EXERCISE AIM:
Print the data exactly, leaving nothing out.

A run of records
## begin
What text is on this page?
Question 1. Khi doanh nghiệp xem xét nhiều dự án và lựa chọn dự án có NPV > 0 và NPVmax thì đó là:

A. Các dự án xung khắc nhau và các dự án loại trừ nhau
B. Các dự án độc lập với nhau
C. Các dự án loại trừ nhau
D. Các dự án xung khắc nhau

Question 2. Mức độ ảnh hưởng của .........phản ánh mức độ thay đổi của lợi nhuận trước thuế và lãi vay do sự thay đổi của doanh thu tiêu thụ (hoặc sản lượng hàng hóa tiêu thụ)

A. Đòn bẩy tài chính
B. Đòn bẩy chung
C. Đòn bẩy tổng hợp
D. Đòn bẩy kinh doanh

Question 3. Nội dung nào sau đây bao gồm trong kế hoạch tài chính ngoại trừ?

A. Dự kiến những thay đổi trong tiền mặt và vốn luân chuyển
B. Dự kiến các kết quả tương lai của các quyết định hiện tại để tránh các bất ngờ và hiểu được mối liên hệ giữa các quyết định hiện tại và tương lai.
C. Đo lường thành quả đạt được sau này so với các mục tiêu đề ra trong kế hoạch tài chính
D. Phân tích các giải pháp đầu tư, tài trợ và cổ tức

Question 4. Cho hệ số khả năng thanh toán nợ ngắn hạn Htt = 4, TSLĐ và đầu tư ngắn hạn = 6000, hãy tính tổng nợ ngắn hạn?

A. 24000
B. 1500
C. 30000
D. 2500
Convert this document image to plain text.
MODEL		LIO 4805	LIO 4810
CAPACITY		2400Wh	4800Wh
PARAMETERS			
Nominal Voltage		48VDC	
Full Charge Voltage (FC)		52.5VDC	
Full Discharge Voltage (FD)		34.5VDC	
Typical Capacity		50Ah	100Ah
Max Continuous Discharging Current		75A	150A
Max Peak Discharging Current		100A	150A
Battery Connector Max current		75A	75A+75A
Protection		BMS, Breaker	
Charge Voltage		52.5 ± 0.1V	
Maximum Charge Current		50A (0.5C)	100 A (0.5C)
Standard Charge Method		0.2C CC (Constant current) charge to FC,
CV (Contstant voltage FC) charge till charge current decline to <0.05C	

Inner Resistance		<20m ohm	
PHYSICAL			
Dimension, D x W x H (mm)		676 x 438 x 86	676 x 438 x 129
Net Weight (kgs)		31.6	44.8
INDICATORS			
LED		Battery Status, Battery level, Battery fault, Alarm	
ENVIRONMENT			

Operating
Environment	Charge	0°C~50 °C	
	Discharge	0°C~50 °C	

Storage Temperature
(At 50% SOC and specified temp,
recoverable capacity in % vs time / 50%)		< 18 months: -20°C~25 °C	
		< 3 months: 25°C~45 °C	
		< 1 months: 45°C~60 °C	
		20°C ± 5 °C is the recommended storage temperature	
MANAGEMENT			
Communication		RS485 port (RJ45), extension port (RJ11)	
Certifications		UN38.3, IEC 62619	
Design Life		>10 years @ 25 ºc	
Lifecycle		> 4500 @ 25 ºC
## end
WRITTEN RESPONSE:
What text is on this page?
Question 1. Khi doanh nghiệp xem xét nhiều dự án và lựa chọn dự án có NPV > 0 và NPVmax thì đó là:

A. Các dự án xung khắc nhau và các dự án loại trừ nhau
B. Các dự án độc lập với nhau
C. Các dự án loại trừ nhau
D. Các dự án xung khắc nhau

Question 2. Mức độ ảnh hưởng của .........phản ánh mức độ thay đổi của lợi nhuận trước thuế và lãi vay do sự thay đổi của doanh thu tiêu thụ (hoặc sản lượng hàng hóa tiêu thụ)

A. Đòn bẩy tài chính
B. Đòn bẩy chung
C. Đòn bẩy tổng hợp
D. Đòn bẩy kinh doanh

Question 3. Nội dung nào sau đây bao gồm trong kế hoạch tài chính ngoại trừ?

A. Dự kiến những thay đổi trong tiền mặt và vốn luân chuyển
B. Dự kiến các kết quả tương lai của các quyết định hiện tại để tránh các bất ngờ và hiểu được mối liên hệ giữa các quyết định hiện tại và tương lai.
C. Đo lường thành quả đạt được sau này so với các mục tiêu đề ra trong kế hoạch tài chính
D. Phân tích các giải pháp đầu tư, tài trợ và cổ tức

Question 4. Cho hệ số khả năng thanh toán nợ ngắn hạn Htt = 4, TSLĐ và đầu tư ngắn hạn = 6000, hãy tính tổng nợ ngắn hạn?

A. 24000
B. 1500
C. 30000
D. 2500
Convert this document image to plain text.
MODEL		LIO 4805	LIO 4810
CAPACITY		2400Wh	4800Wh
PARAMETERS			
Nominal Voltage		48VDC	
Full Charge Voltage (FC)		52.5VDC	
Full Discharge Voltage (FD)		34.5VDC	
Typical Capacity		50Ah	100Ah
Max Continuous Discharging Current		75A	150A
Max Peak Discharging Current		100A	150A
Battery Connector Max current		75A	75A+75A
Protection		BMS, Breaker	
Charge Voltage		52.5 ± 0.1V	
Maximum Charge Current		50A (0.5C)	100 A (0.5C)
Standard Charge Method		0.2C CC (Constant current) charge to FC,
CV (Contstant voltage FC) charge till charge current decline to <0.05C	

Inner Resistance		<20m ohm	
PHYSICAL			
Dimension, D x W x H (mm)		676 x 438 x 86	676 x 438 x 129
Net Weight (kgs)		31.6	44.8
INDICATORS			
LED		Battery Status, Battery level, Battery fault, Alarm	
ENVIRONMENT			

Operating
Environment	Charge	0°C~50 °C	
	Discharge	0°C~50 °C	

Storage Temperature
(At 50% SOC and specified temp,
recoverable capacity in % vs time / 50%)		< 18 months: -20°C~25 °C	
		< 3 months: 25°C~45 °C	
		< 1 months: 45°C~60 °C	
		20°C ± 5 °C is the recommended storage temperature	
MANAGEMENT			
Communication		RS485 port (RJ45), extension port (RJ11)	
Certifications		UN38.3, IEC 62619	
Design Life		>10 years @ 25 ºc	
Lifecycle		> 4500 @ 25 ºC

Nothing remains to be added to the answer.